### WORK INSTRUCTIONS
Your task is to reproduce the entries below word for word.

### DATA FOR PROCESSING

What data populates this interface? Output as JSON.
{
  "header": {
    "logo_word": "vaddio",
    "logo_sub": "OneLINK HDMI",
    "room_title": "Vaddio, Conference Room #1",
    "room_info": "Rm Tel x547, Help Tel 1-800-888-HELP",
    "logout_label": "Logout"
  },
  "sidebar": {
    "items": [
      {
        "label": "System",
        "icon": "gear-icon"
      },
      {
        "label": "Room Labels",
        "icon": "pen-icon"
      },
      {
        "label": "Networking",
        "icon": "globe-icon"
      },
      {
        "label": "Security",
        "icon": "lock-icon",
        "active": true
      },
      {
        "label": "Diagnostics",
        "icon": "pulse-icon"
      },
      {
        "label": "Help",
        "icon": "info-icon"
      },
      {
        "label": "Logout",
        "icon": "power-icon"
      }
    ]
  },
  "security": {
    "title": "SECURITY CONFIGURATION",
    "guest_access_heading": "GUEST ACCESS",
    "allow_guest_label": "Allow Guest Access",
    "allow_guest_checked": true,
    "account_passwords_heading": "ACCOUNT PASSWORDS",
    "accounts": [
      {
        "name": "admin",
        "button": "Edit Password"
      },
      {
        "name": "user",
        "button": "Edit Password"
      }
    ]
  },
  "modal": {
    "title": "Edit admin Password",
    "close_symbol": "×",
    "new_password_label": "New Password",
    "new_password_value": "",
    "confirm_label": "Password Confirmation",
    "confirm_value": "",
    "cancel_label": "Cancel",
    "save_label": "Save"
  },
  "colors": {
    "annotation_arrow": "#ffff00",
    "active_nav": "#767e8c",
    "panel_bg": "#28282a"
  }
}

### FULL OUTPUT
What data populates this interface? Output as JSON.
{
  "header": {
    "logo_word": "vaddio",
    "logo_sub": "OneLINK HDMI",
    "room_title": "Vaddio, Conference Room #1",
    "room_info": "Rm Tel x547, Help Tel 1-800-888-HELP",
    "logout_label": "Logout"
  },
  "sidebar": {
    "items": [
      {
        "label": "System",
        "icon": "gear-icon"
      },
      {
        "label": "Room Labels",
        "icon": "pen-icon"
      },
      {
        "label": "Networking",
        "icon": "globe-icon"
      },
      {
        "label": "Security",
        "icon": "lock-icon",
        "active": true
      },
      {
        "label": "Diagnostics",
        "icon": "pulse-icon"
      },
      {
        "label": "Help",
        "icon": "info-icon"
      },
      {
        "label": "Logout",
        "icon": "power-icon"
      }
    ]
  },
  "security": {
    "title": "SECURITY CONFIGURATION",
    "guest_access_heading": "GUEST ACCESS",
    "allow_guest_label": "Allow Guest Access",
    "allow_guest_checked": true,
    "account_passwords_heading": "ACCOUNT PASSWORDS",
    "accounts": [
      {
        "name": "admin",
        "button": "Edit Password"
      },
      {
        "name": "user",
        "button": "Edit Password"
      }
    ]
  },
  "modal": {
    "title": "Edit admin Password",
    "close_symbol": "×",
    "new_password_label": "New Password",
    "new_password_value": "",
    "confirm_label": "Password Confirmation",
    "confirm_value": "",
    "cancel_label": "Cancel",
    "save_label": "Save"
  },
  "colors": {
    "annotation_arrow": "#ffff00",
    "active_nav": "#767e8c",
    "panel_bg": "#28282a"
  }
}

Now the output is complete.